Rows from a figure dataset =
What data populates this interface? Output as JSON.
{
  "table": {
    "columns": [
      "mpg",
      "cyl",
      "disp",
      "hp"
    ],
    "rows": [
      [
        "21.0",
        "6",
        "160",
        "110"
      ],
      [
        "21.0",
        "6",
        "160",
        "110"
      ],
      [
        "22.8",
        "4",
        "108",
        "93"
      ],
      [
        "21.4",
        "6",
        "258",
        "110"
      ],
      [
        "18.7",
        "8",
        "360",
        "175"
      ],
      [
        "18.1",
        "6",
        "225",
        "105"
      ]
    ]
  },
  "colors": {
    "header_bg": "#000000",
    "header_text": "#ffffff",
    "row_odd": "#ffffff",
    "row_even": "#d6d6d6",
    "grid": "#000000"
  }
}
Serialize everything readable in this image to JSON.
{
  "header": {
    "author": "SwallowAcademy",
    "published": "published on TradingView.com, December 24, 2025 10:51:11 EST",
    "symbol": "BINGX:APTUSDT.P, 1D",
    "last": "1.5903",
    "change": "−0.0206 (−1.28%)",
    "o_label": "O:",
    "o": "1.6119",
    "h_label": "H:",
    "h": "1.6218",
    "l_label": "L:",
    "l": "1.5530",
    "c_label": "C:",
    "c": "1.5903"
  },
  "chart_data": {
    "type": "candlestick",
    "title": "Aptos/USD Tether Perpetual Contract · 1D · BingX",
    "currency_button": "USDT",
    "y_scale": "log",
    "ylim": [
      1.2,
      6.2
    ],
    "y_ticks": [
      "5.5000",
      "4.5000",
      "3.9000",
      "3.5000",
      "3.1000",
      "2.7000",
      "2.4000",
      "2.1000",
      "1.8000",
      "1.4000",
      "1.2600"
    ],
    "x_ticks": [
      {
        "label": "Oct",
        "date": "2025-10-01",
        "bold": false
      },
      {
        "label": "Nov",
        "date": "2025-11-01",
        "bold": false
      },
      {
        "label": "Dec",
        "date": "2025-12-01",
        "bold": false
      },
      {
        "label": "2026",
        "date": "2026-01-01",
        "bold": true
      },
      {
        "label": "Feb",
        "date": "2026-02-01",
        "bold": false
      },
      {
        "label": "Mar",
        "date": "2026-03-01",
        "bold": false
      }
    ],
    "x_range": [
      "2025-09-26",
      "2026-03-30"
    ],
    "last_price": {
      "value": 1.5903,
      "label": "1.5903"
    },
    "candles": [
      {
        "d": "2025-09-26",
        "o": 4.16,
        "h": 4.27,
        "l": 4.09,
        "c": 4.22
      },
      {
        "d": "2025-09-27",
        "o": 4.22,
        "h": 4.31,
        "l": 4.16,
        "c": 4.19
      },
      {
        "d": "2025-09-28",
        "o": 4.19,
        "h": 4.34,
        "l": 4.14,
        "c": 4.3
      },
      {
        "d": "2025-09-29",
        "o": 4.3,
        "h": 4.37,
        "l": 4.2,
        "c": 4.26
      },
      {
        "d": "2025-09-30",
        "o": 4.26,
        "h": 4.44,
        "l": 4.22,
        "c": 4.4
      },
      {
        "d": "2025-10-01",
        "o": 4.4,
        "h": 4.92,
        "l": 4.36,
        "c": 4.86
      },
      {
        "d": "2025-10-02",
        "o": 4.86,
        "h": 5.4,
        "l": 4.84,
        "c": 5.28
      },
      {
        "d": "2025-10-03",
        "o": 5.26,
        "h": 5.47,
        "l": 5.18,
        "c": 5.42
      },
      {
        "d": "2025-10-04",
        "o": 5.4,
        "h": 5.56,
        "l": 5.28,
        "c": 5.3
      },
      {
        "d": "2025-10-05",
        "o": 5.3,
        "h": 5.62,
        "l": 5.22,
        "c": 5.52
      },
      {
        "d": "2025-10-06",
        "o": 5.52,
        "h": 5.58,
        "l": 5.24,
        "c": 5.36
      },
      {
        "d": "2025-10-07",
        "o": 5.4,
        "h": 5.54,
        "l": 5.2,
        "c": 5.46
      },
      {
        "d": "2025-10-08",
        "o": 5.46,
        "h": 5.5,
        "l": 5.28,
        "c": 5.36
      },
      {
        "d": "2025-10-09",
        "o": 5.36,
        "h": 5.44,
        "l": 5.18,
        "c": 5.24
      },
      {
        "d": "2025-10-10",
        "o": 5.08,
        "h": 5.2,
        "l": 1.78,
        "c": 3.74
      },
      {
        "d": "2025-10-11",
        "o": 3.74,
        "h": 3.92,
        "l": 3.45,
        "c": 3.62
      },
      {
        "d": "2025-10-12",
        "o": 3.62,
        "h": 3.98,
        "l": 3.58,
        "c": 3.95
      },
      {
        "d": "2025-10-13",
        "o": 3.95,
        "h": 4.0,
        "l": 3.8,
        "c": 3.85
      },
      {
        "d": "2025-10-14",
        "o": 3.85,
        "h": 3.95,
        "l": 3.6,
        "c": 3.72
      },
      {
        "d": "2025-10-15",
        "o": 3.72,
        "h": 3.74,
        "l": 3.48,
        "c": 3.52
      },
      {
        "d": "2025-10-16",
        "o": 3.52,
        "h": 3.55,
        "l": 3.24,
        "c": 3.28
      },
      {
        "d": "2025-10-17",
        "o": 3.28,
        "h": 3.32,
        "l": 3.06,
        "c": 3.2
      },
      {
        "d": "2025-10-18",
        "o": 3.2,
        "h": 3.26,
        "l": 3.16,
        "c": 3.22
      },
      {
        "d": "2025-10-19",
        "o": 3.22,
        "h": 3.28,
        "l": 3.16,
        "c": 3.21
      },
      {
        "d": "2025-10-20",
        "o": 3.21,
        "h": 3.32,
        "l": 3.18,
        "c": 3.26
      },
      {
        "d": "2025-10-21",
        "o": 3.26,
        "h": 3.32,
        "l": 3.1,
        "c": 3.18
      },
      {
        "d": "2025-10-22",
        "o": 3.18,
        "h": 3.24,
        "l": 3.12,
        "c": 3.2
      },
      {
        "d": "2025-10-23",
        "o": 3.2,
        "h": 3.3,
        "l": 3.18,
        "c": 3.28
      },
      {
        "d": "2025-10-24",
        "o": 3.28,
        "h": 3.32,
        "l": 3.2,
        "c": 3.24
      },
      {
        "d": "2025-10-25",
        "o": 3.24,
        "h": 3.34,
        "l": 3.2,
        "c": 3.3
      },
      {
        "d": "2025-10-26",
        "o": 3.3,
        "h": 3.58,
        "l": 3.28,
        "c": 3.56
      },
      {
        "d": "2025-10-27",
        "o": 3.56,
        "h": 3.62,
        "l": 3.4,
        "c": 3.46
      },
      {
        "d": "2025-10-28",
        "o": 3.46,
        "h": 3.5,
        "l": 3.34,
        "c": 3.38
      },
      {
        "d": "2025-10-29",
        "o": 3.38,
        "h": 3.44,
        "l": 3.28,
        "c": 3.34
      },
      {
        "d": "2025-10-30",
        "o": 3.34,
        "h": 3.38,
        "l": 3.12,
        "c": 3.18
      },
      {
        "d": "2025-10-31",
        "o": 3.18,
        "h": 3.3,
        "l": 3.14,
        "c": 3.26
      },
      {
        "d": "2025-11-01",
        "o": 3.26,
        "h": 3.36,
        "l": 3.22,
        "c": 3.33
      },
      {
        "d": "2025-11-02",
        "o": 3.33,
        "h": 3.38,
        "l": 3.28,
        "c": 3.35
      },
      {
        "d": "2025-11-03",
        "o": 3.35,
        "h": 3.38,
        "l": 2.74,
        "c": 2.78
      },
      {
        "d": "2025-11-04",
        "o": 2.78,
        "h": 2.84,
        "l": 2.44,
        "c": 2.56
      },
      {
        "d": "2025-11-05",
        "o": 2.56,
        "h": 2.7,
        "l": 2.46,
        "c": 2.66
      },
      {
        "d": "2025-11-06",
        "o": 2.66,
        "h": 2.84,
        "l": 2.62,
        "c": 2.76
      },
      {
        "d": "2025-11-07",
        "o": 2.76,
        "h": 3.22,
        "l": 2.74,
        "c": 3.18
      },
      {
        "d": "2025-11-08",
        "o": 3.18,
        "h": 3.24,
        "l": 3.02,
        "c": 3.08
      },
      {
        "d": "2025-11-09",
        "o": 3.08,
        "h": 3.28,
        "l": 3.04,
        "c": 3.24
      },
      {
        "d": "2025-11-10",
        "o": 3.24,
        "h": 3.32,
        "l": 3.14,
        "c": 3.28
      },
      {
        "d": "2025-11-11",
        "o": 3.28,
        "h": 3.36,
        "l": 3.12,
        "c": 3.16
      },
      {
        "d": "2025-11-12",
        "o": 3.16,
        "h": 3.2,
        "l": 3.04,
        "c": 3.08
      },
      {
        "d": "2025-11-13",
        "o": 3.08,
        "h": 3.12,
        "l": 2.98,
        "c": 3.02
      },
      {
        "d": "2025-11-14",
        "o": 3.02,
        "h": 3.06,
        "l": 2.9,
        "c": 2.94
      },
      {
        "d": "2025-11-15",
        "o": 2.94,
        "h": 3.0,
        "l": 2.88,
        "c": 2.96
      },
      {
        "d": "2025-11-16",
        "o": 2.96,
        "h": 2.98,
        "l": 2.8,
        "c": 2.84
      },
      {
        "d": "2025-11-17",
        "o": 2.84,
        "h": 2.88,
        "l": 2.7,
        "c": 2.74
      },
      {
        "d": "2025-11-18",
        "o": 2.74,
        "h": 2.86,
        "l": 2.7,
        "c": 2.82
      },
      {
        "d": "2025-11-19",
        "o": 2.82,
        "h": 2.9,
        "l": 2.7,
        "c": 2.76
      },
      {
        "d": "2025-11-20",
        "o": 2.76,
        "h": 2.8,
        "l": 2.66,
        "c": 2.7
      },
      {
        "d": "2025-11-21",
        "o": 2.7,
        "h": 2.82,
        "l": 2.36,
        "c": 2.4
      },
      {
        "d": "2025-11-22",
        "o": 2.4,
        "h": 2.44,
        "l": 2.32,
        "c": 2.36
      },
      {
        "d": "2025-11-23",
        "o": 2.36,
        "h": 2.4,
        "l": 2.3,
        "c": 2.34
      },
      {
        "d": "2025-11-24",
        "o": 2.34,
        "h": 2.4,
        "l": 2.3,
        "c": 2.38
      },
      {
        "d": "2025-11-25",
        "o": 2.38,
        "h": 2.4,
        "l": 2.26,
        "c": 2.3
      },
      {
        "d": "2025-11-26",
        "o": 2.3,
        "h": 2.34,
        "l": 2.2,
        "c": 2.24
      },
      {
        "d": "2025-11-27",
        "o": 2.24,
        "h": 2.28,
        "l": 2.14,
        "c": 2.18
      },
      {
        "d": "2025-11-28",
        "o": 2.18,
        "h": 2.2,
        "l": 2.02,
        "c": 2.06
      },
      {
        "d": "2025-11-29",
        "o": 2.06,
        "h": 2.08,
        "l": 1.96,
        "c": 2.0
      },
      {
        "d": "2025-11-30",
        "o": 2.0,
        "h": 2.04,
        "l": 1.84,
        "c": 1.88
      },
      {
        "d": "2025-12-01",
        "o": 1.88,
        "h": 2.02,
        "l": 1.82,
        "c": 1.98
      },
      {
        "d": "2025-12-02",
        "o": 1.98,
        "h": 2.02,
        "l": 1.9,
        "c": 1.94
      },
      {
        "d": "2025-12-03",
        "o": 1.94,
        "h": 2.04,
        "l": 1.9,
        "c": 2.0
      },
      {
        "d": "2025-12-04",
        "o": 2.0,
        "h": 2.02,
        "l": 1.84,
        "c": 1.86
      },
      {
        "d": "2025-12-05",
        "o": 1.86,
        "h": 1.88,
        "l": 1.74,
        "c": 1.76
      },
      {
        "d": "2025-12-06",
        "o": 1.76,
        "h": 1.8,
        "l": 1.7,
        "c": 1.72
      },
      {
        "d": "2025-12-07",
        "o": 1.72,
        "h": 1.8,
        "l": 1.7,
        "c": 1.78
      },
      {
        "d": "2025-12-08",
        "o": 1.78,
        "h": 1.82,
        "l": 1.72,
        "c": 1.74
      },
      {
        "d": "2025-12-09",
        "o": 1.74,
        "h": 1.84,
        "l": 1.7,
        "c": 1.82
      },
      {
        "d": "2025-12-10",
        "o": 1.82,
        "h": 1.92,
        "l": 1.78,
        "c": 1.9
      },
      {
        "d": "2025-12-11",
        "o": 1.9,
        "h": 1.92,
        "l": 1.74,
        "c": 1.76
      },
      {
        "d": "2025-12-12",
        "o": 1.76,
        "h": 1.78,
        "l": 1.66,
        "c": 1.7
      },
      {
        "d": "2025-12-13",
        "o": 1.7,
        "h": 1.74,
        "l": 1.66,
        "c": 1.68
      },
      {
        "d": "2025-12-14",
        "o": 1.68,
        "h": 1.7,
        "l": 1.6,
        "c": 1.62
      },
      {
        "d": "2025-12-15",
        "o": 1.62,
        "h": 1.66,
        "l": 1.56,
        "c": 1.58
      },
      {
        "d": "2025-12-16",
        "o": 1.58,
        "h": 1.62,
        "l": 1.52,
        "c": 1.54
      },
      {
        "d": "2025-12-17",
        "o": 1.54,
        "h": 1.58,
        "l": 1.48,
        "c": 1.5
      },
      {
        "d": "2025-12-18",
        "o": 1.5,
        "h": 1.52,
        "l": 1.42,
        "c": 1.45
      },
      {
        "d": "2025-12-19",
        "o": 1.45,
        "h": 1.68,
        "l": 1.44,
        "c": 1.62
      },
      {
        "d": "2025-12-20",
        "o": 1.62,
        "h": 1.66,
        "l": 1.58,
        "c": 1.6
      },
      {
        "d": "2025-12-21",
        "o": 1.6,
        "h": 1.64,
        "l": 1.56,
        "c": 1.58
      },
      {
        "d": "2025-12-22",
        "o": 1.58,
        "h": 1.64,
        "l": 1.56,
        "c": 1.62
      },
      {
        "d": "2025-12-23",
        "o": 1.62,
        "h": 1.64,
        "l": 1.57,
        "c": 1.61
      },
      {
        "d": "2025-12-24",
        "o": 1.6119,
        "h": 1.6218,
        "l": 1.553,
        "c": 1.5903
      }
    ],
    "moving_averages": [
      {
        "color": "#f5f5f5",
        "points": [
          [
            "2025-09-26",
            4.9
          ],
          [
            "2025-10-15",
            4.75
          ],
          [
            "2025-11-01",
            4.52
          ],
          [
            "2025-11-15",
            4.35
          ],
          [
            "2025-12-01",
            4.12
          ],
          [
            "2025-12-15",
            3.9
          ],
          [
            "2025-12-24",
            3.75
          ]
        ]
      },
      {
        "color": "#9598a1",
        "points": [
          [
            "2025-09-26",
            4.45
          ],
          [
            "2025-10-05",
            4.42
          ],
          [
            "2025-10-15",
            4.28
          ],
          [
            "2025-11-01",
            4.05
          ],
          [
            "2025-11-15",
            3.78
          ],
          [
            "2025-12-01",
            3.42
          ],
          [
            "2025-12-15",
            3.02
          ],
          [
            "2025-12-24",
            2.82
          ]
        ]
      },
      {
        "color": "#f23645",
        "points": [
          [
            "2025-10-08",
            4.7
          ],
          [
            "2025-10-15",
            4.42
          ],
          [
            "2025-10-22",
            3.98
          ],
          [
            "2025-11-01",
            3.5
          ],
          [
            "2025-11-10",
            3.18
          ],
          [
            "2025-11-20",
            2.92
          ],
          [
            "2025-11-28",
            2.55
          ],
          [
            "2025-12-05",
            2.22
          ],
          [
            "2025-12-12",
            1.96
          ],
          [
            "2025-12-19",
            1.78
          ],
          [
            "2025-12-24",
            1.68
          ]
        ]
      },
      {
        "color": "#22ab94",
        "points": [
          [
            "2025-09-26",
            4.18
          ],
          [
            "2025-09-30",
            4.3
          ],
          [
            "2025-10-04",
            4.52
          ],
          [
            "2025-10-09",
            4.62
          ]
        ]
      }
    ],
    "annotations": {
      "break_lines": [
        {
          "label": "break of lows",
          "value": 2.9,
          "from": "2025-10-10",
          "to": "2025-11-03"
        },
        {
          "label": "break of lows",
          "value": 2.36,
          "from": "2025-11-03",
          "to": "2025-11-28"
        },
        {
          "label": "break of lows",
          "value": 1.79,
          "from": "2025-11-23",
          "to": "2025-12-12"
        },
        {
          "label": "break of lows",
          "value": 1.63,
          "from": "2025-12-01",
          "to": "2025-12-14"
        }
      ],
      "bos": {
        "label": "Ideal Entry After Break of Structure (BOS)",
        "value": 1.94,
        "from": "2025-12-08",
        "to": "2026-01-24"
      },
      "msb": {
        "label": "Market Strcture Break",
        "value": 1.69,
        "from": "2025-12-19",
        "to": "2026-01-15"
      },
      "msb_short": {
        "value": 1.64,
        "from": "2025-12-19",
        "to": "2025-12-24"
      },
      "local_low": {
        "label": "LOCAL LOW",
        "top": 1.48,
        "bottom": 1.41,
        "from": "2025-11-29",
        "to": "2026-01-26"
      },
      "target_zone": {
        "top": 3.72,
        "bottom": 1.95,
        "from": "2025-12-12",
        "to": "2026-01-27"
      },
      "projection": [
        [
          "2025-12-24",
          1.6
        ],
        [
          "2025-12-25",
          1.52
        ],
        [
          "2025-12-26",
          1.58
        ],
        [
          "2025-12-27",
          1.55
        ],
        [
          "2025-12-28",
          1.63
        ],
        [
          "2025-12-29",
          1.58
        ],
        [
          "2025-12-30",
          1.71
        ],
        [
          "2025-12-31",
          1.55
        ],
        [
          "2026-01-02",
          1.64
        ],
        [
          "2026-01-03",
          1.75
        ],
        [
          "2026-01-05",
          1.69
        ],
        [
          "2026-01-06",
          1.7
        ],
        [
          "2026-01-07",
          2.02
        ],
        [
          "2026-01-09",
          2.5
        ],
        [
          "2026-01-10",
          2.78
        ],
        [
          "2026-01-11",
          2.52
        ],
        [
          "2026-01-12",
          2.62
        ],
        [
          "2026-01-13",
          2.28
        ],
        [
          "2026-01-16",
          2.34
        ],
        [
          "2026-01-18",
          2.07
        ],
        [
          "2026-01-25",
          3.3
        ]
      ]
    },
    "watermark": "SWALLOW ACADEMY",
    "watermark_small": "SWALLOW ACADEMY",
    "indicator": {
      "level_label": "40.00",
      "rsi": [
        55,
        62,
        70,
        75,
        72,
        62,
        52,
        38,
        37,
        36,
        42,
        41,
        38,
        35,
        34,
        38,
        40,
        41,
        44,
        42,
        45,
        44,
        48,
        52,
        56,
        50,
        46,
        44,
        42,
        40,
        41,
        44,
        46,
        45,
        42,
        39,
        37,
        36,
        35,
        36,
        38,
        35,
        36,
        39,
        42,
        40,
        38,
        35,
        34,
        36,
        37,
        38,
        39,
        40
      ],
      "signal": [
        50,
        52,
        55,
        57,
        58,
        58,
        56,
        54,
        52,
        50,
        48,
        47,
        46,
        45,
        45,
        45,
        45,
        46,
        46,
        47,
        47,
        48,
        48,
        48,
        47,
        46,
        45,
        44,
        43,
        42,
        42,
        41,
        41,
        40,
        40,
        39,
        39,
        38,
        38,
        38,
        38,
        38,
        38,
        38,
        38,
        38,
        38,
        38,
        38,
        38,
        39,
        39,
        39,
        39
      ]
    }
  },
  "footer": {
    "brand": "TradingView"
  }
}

REQUIREMENT = Select every line of the material above holding the word "this" and copy it.

WRITTEN ANSWER =
What data populates this interface? Output as JSON.
Serialize everything readable in this image to JSON.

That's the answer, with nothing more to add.